**Prompt**:
Give the number of lines that hold the string "text". Nothing else is needed.

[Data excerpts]
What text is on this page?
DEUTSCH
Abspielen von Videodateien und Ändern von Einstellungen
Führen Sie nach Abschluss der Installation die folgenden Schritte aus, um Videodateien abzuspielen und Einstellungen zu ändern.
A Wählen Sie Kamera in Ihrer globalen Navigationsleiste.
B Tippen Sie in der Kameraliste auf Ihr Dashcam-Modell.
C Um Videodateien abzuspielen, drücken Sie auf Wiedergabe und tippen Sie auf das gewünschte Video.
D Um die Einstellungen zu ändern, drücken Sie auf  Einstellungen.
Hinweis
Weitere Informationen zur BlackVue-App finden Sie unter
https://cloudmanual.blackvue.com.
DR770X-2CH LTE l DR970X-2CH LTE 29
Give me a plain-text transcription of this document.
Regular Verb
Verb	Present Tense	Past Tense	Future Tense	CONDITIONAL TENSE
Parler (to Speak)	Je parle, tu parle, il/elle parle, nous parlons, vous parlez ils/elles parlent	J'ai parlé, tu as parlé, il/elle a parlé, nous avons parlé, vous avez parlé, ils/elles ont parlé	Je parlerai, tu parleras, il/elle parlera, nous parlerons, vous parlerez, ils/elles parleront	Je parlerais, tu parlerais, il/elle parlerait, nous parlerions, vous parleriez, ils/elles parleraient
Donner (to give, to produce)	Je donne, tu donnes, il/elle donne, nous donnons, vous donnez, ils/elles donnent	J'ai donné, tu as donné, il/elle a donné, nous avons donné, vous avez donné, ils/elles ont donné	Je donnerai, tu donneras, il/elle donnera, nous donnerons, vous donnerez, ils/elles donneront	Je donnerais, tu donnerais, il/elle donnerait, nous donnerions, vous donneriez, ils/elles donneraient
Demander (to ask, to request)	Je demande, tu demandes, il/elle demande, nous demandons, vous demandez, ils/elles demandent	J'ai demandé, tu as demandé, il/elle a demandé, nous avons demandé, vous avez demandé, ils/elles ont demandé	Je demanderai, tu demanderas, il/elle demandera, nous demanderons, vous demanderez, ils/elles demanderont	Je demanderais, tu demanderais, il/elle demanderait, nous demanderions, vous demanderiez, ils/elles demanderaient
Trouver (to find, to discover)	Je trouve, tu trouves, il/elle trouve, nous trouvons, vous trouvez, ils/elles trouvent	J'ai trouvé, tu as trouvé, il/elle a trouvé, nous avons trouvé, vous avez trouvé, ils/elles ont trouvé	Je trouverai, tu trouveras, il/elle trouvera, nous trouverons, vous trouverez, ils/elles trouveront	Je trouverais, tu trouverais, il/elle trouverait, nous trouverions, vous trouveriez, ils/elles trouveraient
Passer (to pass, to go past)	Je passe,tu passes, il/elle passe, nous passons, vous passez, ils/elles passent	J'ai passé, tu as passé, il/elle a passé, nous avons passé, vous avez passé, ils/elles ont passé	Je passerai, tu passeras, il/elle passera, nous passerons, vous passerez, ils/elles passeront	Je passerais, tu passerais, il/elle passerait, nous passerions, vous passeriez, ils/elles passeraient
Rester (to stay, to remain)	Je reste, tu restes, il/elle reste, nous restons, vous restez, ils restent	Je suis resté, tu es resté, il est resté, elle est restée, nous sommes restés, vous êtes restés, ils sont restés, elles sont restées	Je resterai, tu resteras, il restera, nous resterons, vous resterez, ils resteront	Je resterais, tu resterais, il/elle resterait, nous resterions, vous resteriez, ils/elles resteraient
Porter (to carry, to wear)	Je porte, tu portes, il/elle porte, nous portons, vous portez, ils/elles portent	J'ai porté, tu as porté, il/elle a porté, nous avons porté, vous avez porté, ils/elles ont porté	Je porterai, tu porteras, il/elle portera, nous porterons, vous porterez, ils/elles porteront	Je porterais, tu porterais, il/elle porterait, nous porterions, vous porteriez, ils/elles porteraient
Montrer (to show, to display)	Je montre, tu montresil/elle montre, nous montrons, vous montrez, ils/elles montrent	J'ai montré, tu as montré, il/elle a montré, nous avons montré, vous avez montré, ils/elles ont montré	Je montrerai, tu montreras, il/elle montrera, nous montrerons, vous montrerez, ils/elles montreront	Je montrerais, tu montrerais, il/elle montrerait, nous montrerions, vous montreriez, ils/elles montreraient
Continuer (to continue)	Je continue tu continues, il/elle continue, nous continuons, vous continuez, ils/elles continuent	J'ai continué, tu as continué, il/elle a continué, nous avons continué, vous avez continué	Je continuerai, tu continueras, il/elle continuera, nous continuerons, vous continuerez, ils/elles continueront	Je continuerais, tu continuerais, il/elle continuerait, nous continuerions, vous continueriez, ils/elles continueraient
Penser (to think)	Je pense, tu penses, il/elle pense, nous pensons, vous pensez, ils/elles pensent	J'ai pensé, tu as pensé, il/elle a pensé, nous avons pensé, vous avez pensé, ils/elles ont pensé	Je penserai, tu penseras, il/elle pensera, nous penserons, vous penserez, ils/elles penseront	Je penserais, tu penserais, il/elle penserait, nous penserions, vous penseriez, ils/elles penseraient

**Written reply**:
2